# Start of Available data
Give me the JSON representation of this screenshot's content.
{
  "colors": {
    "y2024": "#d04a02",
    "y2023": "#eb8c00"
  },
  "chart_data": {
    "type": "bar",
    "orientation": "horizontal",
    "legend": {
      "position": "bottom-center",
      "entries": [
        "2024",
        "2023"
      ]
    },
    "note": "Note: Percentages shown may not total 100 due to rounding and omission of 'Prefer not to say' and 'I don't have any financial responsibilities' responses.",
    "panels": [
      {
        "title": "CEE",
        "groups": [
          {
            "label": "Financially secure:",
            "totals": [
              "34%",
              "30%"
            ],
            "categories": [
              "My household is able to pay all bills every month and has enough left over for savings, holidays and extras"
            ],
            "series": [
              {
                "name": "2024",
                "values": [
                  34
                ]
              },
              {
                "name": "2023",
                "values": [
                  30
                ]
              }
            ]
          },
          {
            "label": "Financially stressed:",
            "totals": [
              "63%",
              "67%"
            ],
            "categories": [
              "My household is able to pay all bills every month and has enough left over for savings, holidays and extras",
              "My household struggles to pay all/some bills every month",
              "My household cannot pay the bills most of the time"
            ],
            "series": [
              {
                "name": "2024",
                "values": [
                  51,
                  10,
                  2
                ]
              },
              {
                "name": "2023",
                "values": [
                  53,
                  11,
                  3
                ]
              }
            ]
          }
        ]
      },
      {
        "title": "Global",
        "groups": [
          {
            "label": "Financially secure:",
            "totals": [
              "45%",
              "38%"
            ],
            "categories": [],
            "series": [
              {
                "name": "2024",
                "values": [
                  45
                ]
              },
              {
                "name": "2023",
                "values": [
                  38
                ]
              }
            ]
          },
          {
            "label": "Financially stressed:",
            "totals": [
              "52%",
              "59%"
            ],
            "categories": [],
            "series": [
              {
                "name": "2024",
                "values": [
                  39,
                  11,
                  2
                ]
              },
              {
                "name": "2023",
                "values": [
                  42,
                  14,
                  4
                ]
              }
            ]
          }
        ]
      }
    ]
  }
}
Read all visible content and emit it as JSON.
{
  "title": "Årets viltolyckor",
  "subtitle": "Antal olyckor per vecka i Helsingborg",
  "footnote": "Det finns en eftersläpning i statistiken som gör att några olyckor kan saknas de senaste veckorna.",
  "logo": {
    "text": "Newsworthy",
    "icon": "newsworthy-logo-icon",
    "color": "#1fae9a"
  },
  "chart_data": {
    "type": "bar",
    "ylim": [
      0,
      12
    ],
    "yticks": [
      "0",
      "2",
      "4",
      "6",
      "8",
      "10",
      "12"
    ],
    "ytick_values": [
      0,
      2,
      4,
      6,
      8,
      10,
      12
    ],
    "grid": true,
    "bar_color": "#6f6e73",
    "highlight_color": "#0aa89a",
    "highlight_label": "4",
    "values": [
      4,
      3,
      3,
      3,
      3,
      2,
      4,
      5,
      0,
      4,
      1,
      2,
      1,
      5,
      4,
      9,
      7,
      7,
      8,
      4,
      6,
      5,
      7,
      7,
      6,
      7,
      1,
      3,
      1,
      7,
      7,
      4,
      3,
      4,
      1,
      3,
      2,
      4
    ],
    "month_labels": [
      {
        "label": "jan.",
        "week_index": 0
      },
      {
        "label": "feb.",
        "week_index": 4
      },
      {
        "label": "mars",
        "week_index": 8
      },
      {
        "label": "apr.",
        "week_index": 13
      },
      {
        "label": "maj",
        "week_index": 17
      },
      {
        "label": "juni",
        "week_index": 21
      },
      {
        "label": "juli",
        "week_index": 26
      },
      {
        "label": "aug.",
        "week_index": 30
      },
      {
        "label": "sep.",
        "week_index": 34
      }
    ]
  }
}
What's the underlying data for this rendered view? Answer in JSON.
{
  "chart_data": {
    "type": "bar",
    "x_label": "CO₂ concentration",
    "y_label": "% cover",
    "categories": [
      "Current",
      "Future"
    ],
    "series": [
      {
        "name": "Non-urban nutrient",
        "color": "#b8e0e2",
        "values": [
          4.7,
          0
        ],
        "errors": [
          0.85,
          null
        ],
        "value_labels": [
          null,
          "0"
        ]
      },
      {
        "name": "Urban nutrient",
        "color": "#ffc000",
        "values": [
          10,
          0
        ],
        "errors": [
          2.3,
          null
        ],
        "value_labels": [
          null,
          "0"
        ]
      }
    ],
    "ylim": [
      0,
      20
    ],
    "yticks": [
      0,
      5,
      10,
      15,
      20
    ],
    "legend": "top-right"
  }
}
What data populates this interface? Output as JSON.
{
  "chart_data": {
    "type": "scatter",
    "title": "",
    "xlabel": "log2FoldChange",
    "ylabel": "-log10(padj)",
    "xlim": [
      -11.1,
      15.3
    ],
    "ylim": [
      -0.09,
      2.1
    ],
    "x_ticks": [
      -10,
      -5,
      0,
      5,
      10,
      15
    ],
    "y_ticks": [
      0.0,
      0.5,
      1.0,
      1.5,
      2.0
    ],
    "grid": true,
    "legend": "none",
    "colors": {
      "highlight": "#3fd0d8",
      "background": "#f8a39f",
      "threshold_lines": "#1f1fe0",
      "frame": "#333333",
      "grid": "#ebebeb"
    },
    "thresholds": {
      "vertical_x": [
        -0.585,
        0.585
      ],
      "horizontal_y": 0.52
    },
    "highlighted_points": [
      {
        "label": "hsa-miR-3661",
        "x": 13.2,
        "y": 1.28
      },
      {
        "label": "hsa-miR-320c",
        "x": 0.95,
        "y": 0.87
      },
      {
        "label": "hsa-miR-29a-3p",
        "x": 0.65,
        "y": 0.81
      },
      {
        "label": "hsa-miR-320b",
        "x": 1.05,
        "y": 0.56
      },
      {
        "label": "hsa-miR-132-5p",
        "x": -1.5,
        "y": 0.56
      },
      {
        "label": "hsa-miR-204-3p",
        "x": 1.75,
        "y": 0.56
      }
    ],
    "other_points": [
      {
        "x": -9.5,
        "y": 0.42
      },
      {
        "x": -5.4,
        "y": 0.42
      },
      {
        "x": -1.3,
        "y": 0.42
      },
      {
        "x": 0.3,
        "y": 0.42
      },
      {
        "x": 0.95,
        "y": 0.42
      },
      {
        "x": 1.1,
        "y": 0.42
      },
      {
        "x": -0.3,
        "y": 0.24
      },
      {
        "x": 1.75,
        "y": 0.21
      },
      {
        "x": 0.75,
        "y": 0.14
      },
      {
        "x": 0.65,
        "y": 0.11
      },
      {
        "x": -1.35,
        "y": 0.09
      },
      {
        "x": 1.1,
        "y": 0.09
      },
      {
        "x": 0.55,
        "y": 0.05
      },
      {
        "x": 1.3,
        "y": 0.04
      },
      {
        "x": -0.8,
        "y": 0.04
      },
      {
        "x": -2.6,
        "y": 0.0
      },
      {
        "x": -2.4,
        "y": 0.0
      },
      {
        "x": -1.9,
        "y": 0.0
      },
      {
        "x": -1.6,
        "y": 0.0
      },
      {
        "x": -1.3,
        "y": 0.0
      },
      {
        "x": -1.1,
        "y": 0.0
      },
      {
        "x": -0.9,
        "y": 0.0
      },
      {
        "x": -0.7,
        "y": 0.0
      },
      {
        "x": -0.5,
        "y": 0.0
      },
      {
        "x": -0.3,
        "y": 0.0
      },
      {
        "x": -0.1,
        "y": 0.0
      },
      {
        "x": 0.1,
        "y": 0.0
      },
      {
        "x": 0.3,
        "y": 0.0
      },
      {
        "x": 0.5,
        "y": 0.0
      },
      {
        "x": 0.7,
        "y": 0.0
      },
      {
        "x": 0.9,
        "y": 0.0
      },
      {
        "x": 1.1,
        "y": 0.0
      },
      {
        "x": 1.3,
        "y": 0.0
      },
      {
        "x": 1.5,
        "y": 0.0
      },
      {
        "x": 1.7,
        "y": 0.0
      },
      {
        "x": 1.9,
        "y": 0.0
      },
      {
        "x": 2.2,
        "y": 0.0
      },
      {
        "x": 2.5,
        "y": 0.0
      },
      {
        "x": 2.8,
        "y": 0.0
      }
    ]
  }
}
# End of Available data
● Exercise requirements
Show the lines of the material that contain the word "legend".

● The solution
    "legend": {
    "legend": "top-right"
    "legend": "none",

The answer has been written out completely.